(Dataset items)
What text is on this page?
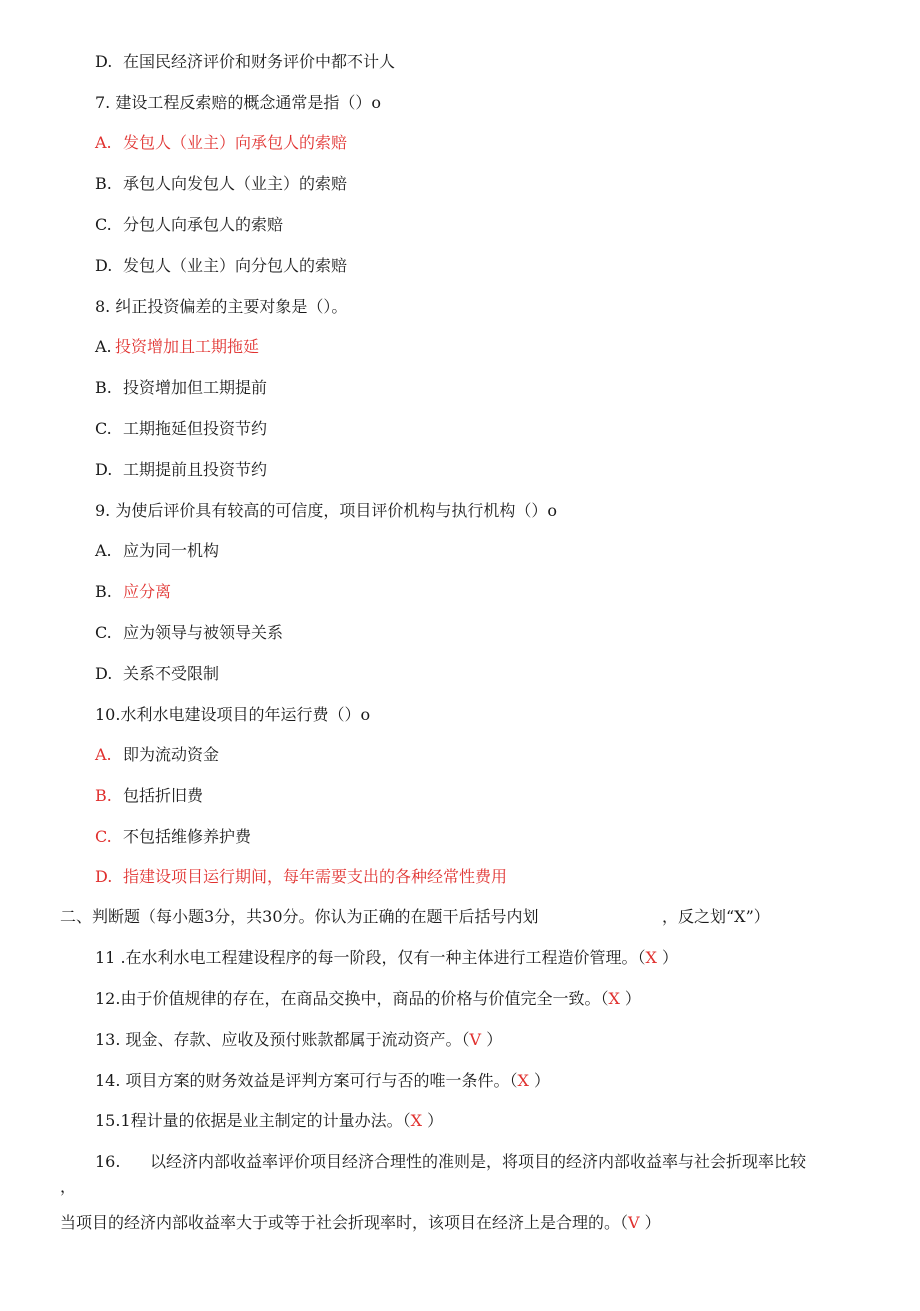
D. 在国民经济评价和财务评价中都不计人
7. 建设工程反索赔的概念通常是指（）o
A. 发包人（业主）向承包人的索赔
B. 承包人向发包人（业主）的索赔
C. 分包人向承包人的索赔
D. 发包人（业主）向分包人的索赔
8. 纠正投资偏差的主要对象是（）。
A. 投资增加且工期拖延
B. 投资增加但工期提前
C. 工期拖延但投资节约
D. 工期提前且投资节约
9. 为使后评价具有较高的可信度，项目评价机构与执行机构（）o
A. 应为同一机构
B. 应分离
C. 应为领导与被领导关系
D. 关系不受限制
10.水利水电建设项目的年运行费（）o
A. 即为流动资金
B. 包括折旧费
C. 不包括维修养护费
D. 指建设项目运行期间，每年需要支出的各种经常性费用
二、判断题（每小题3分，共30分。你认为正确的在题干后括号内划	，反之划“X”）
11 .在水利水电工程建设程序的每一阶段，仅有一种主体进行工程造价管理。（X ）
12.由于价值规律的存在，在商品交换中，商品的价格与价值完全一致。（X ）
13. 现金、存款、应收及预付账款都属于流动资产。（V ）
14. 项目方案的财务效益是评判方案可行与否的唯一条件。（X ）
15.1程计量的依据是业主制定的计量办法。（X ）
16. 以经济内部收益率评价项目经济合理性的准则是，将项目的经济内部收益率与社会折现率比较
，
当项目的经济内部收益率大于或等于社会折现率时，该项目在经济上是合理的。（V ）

REQUIREMENTS: Quote the records above in full, dropping each picture.

TASK SOLUTION:
What text is on this page?
D. 在国民经济评价和财务评价中都不计人
7. 建设工程反索赔的概念通常是指（）o
A. 发包人（业主）向承包人的索赔
B. 承包人向发包人（业主）的索赔
C. 分包人向承包人的索赔
D. 发包人（业主）向分包人的索赔
8. 纠正投资偏差的主要对象是（）。
A. 投资增加且工期拖延
B. 投资增加但工期提前
C. 工期拖延但投资节约
D. 工期提前且投资节约
9. 为使后评价具有较高的可信度，项目评价机构与执行机构（）o
A. 应为同一机构
B. 应分离
C. 应为领导与被领导关系
D. 关系不受限制
10.水利水电建设项目的年运行费（）o
A. 即为流动资金
B. 包括折旧费
C. 不包括维修养护费
D. 指建设项目运行期间，每年需要支出的各种经常性费用
二、判断题（每小题3分，共30分。你认为正确的在题干后括号内划	，反之划“X”）
11 .在水利水电工程建设程序的每一阶段，仅有一种主体进行工程造价管理。（X ）
12.由于价值规律的存在，在商品交换中，商品的价格与价值完全一致。（X ）
13. 现金、存款、应收及预付账款都属于流动资产。（V ）
14. 项目方案的财务效益是评判方案可行与否的唯一条件。（X ）
15.1程计量的依据是业主制定的计量办法。（X ）
16. 以经济内部收益率评价项目经济合理性的准则是，将项目的经济内部收益率与社会折现率比较
，
当项目的经济内部收益率大于或等于社会折现率时，该项目在经济上是合理的。（V ）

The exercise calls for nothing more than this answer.